■ Short problem
Show every line in the records below that contains the word "Определить".

Items from a dataset:
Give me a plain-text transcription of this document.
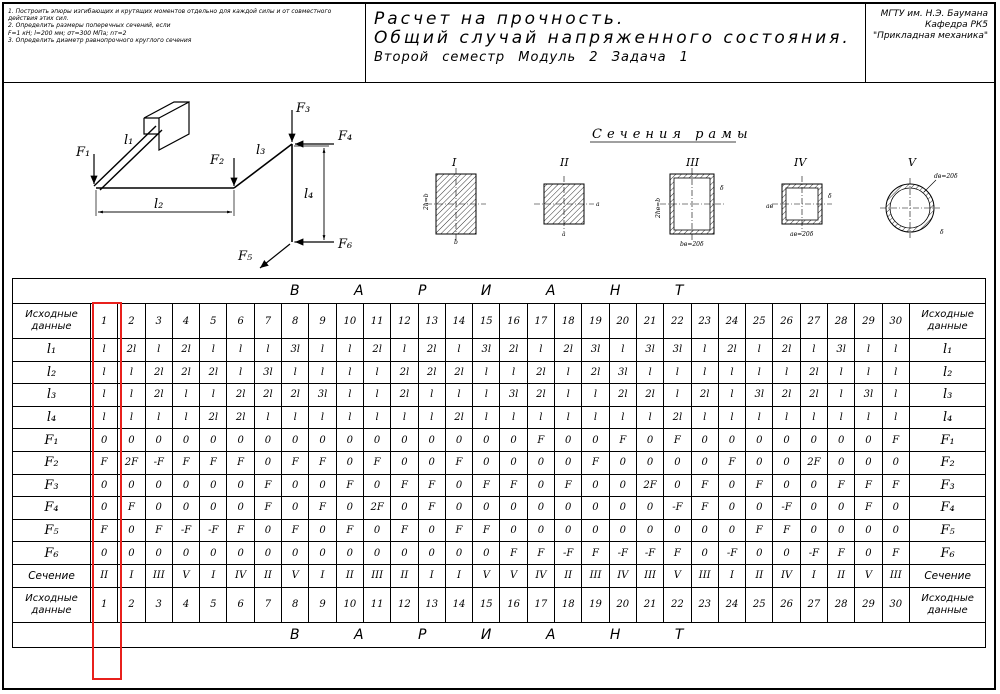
1. Построить эпюры изгибающих и крутящих моментов отдельно для каждой силы и от совместного действия этих сил.
2. Определить размеры поперечных сечений, если
F=1 кН; l=200 мм; σт=300 МПа; nт=2
3. Определить диаметр равнопрочного круглого сечения
Расчет на прочность.
Общий случай напряженного состояния.
Второй семестр Модуль 2 Задача 1
МГТУ им. Н.Э. Баумана
Кафедра РК5
"Прикладная механика"
F₁
F₂
F₃
F₄
F₅
F₆
l₁
l₂
l₃
l₄
Сечения рамы
I
2h=b
b
II
a
a
III
2hв=b
δ
bв=20δ
IV
aв
δ
aв=20δ
V
dв=20δ
δ
В А Р И А Н Т																															
Исходные данные	1	2	3	4	5	6	7	8	9	10	11	12	13	14	15	16	17	18	19	20	21	22	23	24	25	26	27	28	29	30	Исходные данные
l₁	l	2l	l	2l	l	l	l	3l	l	l	2l	l	2l	l	3l	2l	l	2l	3l	l	3l	3l	l	2l	l	2l	l	3l	l	l	l₁
l₂	l	l	2l	2l	2l	l	3l	l	l	l	l	2l	2l	2l	l	l	2l	l	2l	3l	l	l	l	l	l	l	2l	l	l	l	l₂
l₃	l	l	2l	l	l	2l	2l	2l	3l	l	l	2l	l	l	l	3l	2l	l	l	2l	2l	l	2l	l	3l	2l	2l	l	3l	l	l₃
l₄	l	l	l	l	2l	2l	l	l	l	l	l	l	l	2l	l	l	l	l	l	l	l	2l	l	l	l	l	l	l	l	l	l₄
F₁	0	0	0	0	0	0	0	0	0	0	0	0	0	0	0	0	F	0	0	F	0	F	0	0	0	0	0	0	0	F	F₁
F₂	F	2F	-F	F	F	F	0	F	F	0	F	0	0	F	0	0	0	0	F	0	0	0	0	F	0	0	2F	0	0	0	F₂
F₃	0	0	0	0	0	0	F	0	0	F	0	F	F	0	F	F	0	F	0	0	2F	0	F	0	F	0	0	F	F	F	F₃
F₄	0	F	0	0	0	0	F	0	F	0	2F	0	F	0	0	0	0	0	0	0	0	-F	F	0	0	-F	0	0	F	0	F₄
F₅	F	0	F	-F	-F	F	0	F	0	F	0	F	0	F	F	0	0	0	0	0	0	0	0	0	F	F	0	0	0	0	F₅
F₆	0	0	0	0	0	0	0	0	0	0	0	0	0	0	0	F	F	-F	F	-F	-F	F	0	-F	0	0	-F	F	0	F	F₆
Сечение	II	I	III	V	I	IV	II	V	I	II	III	II	I	I	V	V	IV	II	III	IV	III	V	III	I	II	IV	I	II	V	III	Сечение
Исходные данные	1	2	3	4	5	6	7	8	9	10	11	12	13	14	15	16	17	18	19	20	21	22	23	24	25	26	27	28	29	30	Исходные данные
В А Р И А Н Т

■ Completed exercise
2. Определить размеры поперечных сечений, если
3. Определить диаметр равнопрочного круглого сечения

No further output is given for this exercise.